Exercise materials:

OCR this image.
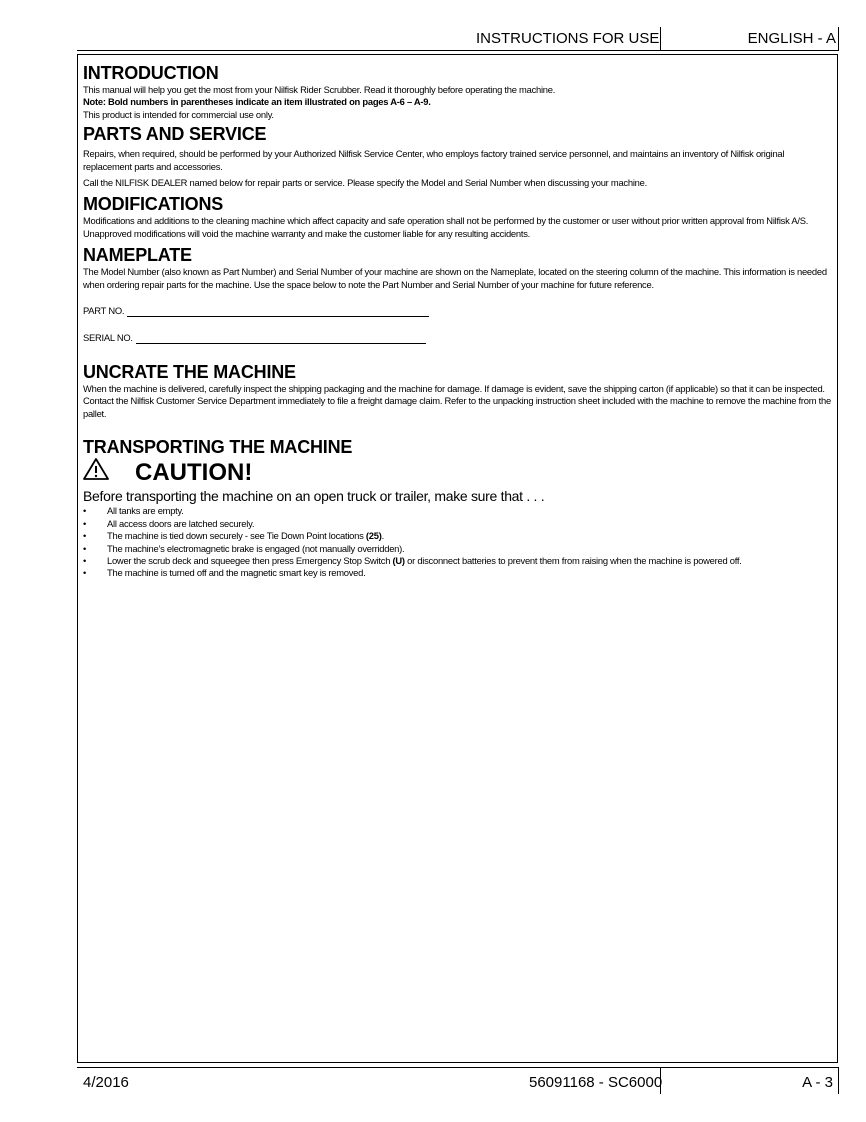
INSTRUCTIONS FOR USE	ENGLISH - A
INTRODUCTION

This manual will help you get the most from your Nilfisk Rider Scrubber. Read it thoroughly before operating the machine.

Note: Bold numbers in parentheses indicate an item illustrated on pages A-6 – A-9.

This product is intended for commercial use only.

PARTS AND SERVICE

Repairs, when required, should be performed by your Authorized Nilfisk Service Center, who employs factory trained service personnel, and maintains an inventory of Nilfisk original replacement parts and accessories.

Call the NILFISK DEALER named below for repair parts or service. Please specify the Model and Serial Number when discussing your machine.

MODIFICATIONS

Modifications and additions to the cleaning machine which affect capacity and safe operation shall not be performed by the customer or user without prior written approval from Nilfisk A/S. Unapproved modifications will void the machine warranty and make the customer liable for any resulting accidents.

NAMEPLATE

The Model Number (also known as Part Number) and Serial Number of your machine are shown on the Nameplate, located on the steering column of the machine. This information is needed when ordering repair parts for the machine. Use the space below to note the Part Number and Serial Number of your machine for future reference.

PART NO.
SERIAL NO.
UNCRATE THE MACHINE

When the machine is delivered, carefully inspect the shipping packaging and the machine for damage. If damage is evident, save the shipping carton (if applicable) so that it can be inspected. Contact the Nilfisk Customer Service Department immediately to file a freight damage claim. Refer to the unpacking instruction sheet included with the machine to remove the machine from the pallet.

TRANSPORTING THE MACHINE
CAUTION!

Before transporting the machine on an open truck or trailer, make sure that . . .

• All tanks are empty.
• All access doors are latched securely.
• The machine is tied down securely - see Tie Down Point locations (25).
• The machine’s electromagnetic brake is engaged (not manually overridden).
• Lower the scrub deck and squeegee then press Emergency Stop Switch (U) or disconnect batteries to prevent them from raising when the machine is powered off.
• The machine is turned off and the magnetic smart key is removed.
4/2016	56091168 - SC6000	A - 3
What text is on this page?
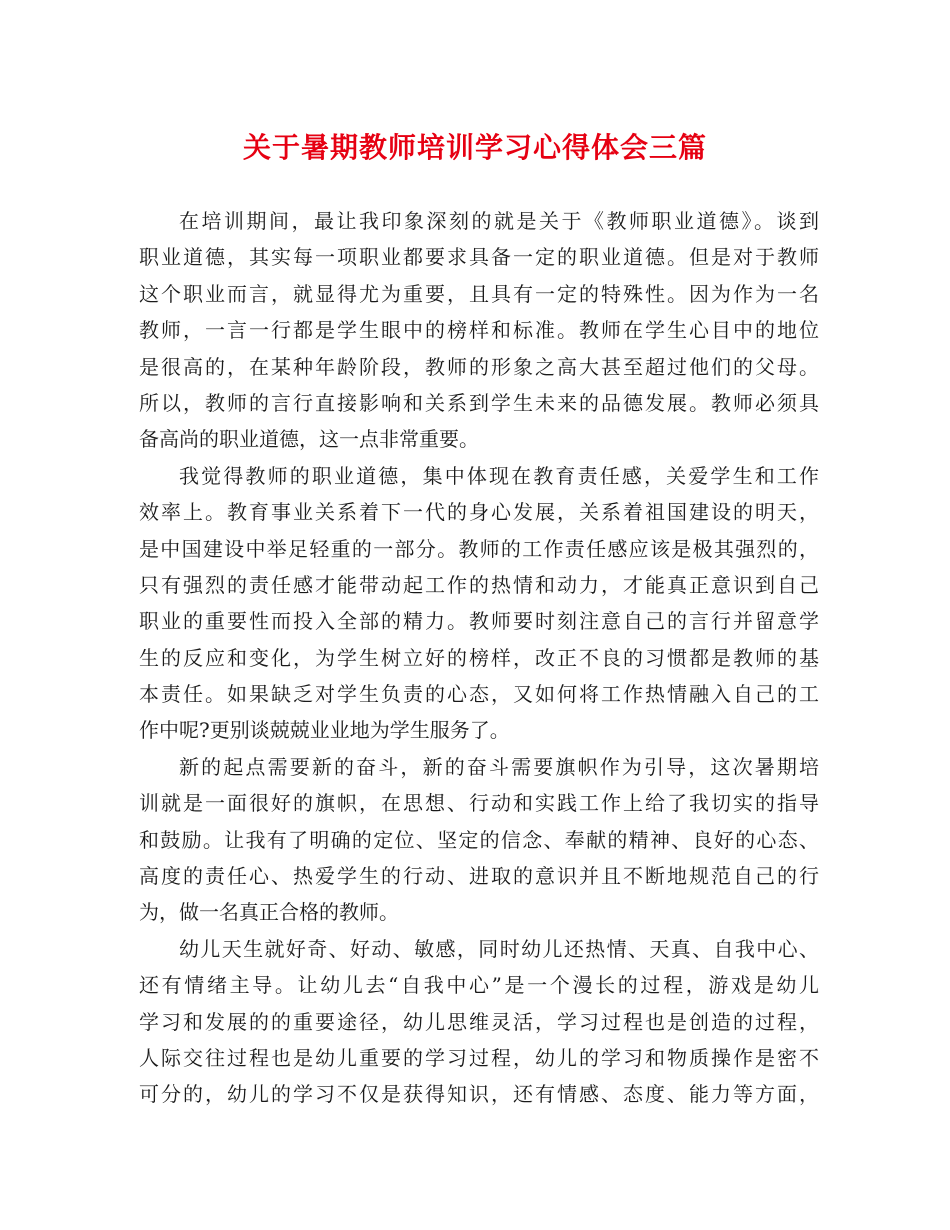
关于暑期教师培训学习心得体会三篇
在培训期间，最让我印象深刻的就是关于《教师职业道德》。谈到
职业道德，其实每一项职业都要求具备一定的职业道德。但是对于教师
这个职业而言，就显得尤为重要，且具有一定的特殊性。因为作为一名
教师，一言一行都是学生眼中的榜样和标准。教师在学生心目中的地位
是很高的，在某种年龄阶段，教师的形象之高大甚至超过他们的父母。
所以，教师的言行直接影响和关系到学生未来的品德发展。教师必须具
备高尚的职业道德，这一点非常重要。
我觉得教师的职业道德，集中体现在教育责任感，关爱学生和工作
效率上。教育事业关系着下一代的身心发展，关系着祖国建设的明天，
是中国建设中举足轻重的一部分。教师的工作责任感应该是极其强烈的，
只有强烈的责任感才能带动起工作的热情和动力，才能真正意识到自己
职业的重要性而投入全部的精力。教师要时刻注意自己的言行并留意学
生的反应和变化，为学生树立好的榜样，改正不良的习惯都是教师的基
本责任。如果缺乏对学生负责的心态，又如何将工作热情融入自己的工
作中呢?更别谈兢兢业业地为学生服务了。
新的起点需要新的奋斗，新的奋斗需要旗帜作为引导，这次暑期培
训就是一面很好的旗帜，在思想、行动和实践工作上给了我切实的指导
和鼓励。让我有了明确的定位、坚定的信念、奉献的精神、良好的心态、
高度的责任心、热爱学生的行动、进取的意识并且不断地规范自己的行
为，做一名真正合格的教师。
幼儿天生就好奇、好动、敏感，同时幼儿还热情、天真、自我中心、
还有情绪主导。让幼儿去“自我中心”是一个漫长的过程，游戏是幼儿
学习和发展的的重要途径，幼儿思维灵活，学习过程也是创造的过程，
人际交往过程也是幼儿重要的学习过程，幼儿的学习和物质操作是密不
可分的，幼儿的学习不仅是获得知识，还有情感、态度、能力等方面，
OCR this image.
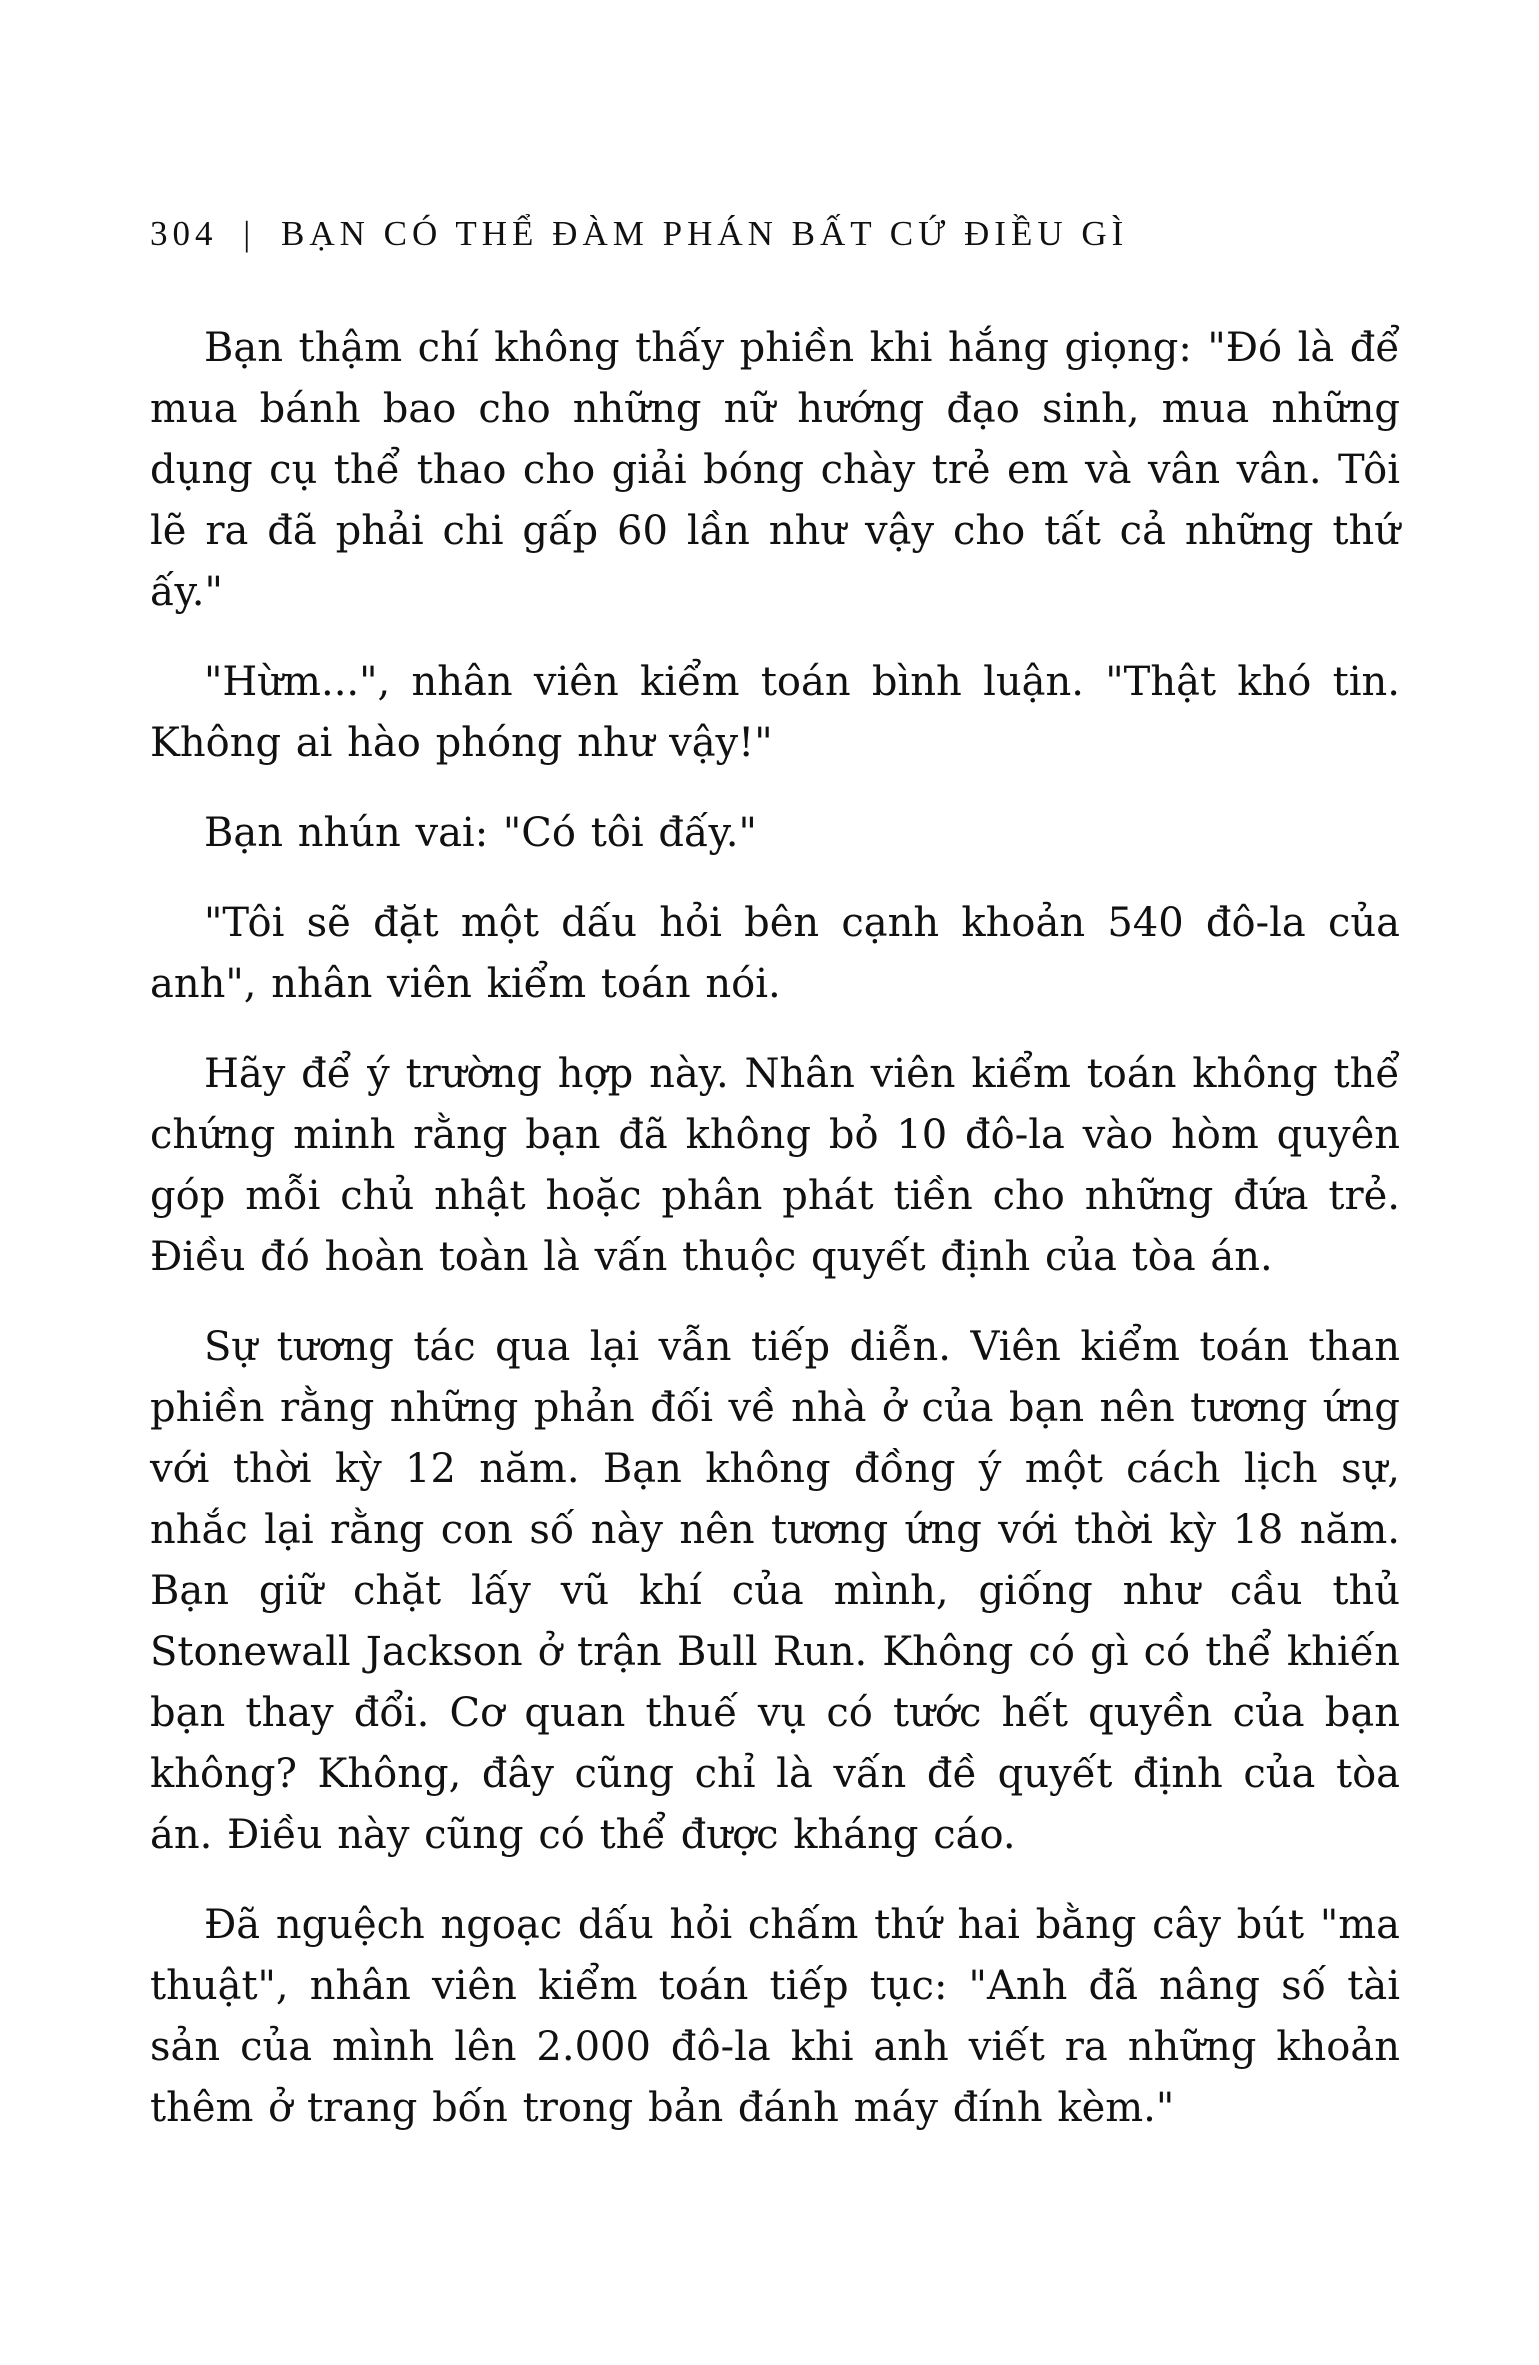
304 | BẠN CÓ THỂ ĐÀM PHÁN BẤT CỨ ĐIỀU GÌ

Bạn thậm chí không thấy phiền khi hắng giọng: "Đó là để mua bánh bao cho những nữ hướng đạo sinh, mua những dụng cụ thể thao cho giải bóng chày trẻ em và vân vân. Tôi lẽ ra đã phải chi gấp 60 lần như vậy cho tất cả những thứ ấy."

"Hừm...", nhân viên kiểm toán bình luận. "Thật khó tin. Không ai hào phóng như vậy!"

Bạn nhún vai: "Có tôi đấy."

"Tôi sẽ đặt một dấu hỏi bên cạnh khoản 540 đô-la của anh", nhân viên kiểm toán nói.

Hãy để ý trường hợp này. Nhân viên kiểm toán không thể chứng minh rằng bạn đã không bỏ 10 đô-la vào hòm quyên góp mỗi chủ nhật hoặc phân phát tiền cho những đứa trẻ. Điều đó hoàn toàn là vấn thuộc quyết định của tòa án.

Sự tương tác qua lại vẫn tiếp diễn. Viên kiểm toán than phiền rằng những phản đối về nhà ở của bạn nên tương ứng với thời kỳ 12 năm. Bạn không đồng ý một cách lịch sự, nhắc lại rằng con số này nên tương ứng với thời kỳ 18 năm. Bạn giữ chặt lấy vũ khí của mình, giống như cầu thủ Stonewall Jackson ở trận Bull Run. Không có gì có thể khiến bạn thay đổi. Cơ quan thuế vụ có tước hết quyền của bạn không? Không, đây cũng chỉ là vấn đề quyết định của tòa án. Điều này cũng có thể được kháng cáo.

Đã nguệch ngoạc dấu hỏi chấm thứ hai bằng cây bút "ma thuật", nhân viên kiểm toán tiếp tục: "Anh đã nâng số tài sản của mình lên 2.000 đô-la khi anh viết ra những khoản thêm ở trang bốn trong bản đánh máy đính kèm."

Aim of the task: Report how many lines of the listing above include the word "performed". Say nothing but the number.

Expected output: 2